__Record set__:
########

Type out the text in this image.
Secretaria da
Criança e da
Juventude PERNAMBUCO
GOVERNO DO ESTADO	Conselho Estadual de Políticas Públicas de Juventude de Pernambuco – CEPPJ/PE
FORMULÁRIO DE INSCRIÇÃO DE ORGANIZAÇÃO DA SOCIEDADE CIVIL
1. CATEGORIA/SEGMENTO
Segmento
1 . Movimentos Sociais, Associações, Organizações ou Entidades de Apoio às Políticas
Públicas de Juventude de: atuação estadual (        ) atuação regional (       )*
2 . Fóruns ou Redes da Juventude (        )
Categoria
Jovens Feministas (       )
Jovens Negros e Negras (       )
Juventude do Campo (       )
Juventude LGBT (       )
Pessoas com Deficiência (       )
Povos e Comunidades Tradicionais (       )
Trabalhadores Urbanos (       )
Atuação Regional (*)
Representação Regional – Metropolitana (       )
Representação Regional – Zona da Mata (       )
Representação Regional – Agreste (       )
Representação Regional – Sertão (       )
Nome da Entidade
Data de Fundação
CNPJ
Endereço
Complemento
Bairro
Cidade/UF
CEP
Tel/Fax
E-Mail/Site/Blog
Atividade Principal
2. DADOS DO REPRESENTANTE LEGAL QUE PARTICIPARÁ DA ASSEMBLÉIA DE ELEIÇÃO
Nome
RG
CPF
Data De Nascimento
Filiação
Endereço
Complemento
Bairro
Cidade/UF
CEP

########

__Exercise__: State how many lines of the records hold the string "Representação", and nothing else.

__The answer__: 4